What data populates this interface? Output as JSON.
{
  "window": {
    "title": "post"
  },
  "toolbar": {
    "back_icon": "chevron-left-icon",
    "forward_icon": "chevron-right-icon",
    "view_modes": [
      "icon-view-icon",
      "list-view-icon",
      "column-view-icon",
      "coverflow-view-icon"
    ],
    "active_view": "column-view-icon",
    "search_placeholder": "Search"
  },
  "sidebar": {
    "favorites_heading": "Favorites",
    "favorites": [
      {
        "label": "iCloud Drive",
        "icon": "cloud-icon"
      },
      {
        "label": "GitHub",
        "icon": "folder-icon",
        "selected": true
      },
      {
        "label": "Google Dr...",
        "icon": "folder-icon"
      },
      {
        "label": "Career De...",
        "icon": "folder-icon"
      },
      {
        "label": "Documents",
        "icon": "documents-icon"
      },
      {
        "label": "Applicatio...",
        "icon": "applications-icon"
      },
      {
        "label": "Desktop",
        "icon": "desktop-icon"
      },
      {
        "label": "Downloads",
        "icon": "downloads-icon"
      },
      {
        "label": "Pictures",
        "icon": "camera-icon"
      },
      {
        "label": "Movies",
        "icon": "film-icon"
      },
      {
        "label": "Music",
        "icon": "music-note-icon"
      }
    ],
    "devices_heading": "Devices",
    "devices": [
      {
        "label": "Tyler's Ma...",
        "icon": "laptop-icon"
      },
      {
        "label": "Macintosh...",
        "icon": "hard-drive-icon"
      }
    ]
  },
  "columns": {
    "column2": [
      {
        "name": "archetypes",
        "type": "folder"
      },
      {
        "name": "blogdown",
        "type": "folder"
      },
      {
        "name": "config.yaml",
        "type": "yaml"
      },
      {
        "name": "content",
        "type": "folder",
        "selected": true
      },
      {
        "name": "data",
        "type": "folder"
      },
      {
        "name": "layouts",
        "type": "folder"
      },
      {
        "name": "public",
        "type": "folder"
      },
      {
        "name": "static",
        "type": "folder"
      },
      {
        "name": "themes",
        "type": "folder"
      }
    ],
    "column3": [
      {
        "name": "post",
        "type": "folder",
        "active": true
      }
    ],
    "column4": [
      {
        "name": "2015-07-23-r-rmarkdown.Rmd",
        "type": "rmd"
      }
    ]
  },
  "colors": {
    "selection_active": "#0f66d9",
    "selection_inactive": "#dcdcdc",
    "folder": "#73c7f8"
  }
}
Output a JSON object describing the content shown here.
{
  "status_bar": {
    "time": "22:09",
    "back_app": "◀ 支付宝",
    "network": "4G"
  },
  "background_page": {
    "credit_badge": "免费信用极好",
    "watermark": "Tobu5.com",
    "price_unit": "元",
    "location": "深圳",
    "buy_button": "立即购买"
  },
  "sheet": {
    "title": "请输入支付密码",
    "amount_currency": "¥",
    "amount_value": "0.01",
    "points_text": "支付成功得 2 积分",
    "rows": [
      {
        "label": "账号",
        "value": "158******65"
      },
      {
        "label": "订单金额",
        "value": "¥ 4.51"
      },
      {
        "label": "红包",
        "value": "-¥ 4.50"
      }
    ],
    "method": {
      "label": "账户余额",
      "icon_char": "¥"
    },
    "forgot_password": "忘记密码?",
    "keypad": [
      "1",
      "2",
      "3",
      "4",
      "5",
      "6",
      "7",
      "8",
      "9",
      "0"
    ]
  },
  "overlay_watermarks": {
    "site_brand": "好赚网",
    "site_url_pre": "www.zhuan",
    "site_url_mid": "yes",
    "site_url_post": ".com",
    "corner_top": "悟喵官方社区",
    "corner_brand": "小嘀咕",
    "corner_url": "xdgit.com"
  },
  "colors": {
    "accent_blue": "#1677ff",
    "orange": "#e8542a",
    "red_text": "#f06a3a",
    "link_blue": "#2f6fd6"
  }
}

..........

*To do*.
Make an exact copy of every entry.

*Written solution*.
What data populates this interface? Output as JSON.
{
  "window": {
    "title": "post"
  },
  "toolbar": {
    "back_icon": "chevron-left-icon",
    "forward_icon": "chevron-right-icon",
    "view_modes": [
      "icon-view-icon",
      "list-view-icon",
      "column-view-icon",
      "coverflow-view-icon"
    ],
    "active_view": "column-view-icon",
    "search_placeholder": "Search"
  },
  "sidebar": {
    "favorites_heading": "Favorites",
    "favorites": [
      {
        "label": "iCloud Drive",
        "icon": "cloud-icon"
      },
      {
        "label": "GitHub",
        "icon": "folder-icon",
        "selected": true
      },
      {
        "label": "Google Dr...",
        "icon": "folder-icon"
      },
      {
        "label": "Career De...",
        "icon": "folder-icon"
      },
      {
        "label": "Documents",
        "icon": "documents-icon"
      },
      {
        "label": "Applicatio...",
        "icon": "applications-icon"
      },
      {
        "label": "Desktop",
        "icon": "desktop-icon"
      },
      {
        "label": "Downloads",
        "icon": "downloads-icon"
      },
      {
        "label": "Pictures",
        "icon": "camera-icon"
      },
      {
        "label": "Movies",
        "icon": "film-icon"
      },
      {
        "label": "Music",
        "icon": "music-note-icon"
      }
    ],
    "devices_heading": "Devices",
    "devices": [
      {
        "label": "Tyler's Ma...",
        "icon": "laptop-icon"
      },
      {
        "label": "Macintosh...",
        "icon": "hard-drive-icon"
      }
    ]
  },
  "columns": {
    "column2": [
      {
        "name": "archetypes",
        "type": "folder"
      },
      {
        "name": "blogdown",
        "type": "folder"
      },
      {
        "name": "config.yaml",
        "type": "yaml"
      },
      {
        "name": "content",
        "type": "folder",
        "selected": true
      },
      {
        "name": "data",
        "type": "folder"
      },
      {
        "name": "layouts",
        "type": "folder"
      },
      {
        "name": "public",
        "type": "folder"
      },
      {
        "name": "static",
        "type": "folder"
      },
      {
        "name": "themes",
        "type": "folder"
      }
    ],
    "column3": [
      {
        "name": "post",
        "type": "folder",
        "active": true
      }
    ],
    "column4": [
      {
        "name": "2015-07-23-r-rmarkdown.Rmd",
        "type": "rmd"
      }
    ]
  },
  "colors": {
    "selection_active": "#0f66d9",
    "selection_inactive": "#dcdcdc",
    "folder": "#73c7f8"
  }
}
Output a JSON object describing the content shown here.
{
  "status_bar": {
    "time": "22:09",
    "back_app": "◀ 支付宝",
    "network": "4G"
  },
  "background_page": {
    "credit_badge": "免费信用极好",
    "watermark": "Tobu5.com",
    "price_unit": "元",
    "location": "深圳",
    "buy_button": "立即购买"
  },
  "sheet": {
    "title": "请输入支付密码",
    "amount_currency": "¥",
    "amount_value": "0.01",
    "points_text": "支付成功得 2 积分",
    "rows": [
      {
        "label": "账号",
        "value": "158******65"
      },
      {
        "label": "订单金额",
        "value": "¥ 4.51"
      },
      {
        "label": "红包",
        "value": "-¥ 4.50"
      }
    ],
    "method": {
      "label": "账户余额",
      "icon_char": "¥"
    },
    "forgot_password": "忘记密码?",
    "keypad": [
      "1",
      "2",
      "3",
      "4",
      "5",
      "6",
      "7",
      "8",
      "9",
      "0"
    ]
  },
  "overlay_watermarks": {
    "site_brand": "好赚网",
    "site_url_pre": "www.zhuan",
    "site_url_mid": "yes",
    "site_url_post": ".com",
    "corner_top": "悟喵官方社区",
    "corner_brand": "小嘀咕",
    "corner_url": "xdgit.com"
  },
  "colors": {
    "accent_blue": "#1677ff",
    "orange": "#e8542a",
    "red_text": "#f06a3a",
    "link_blue": "#2f6fd6"
  }
}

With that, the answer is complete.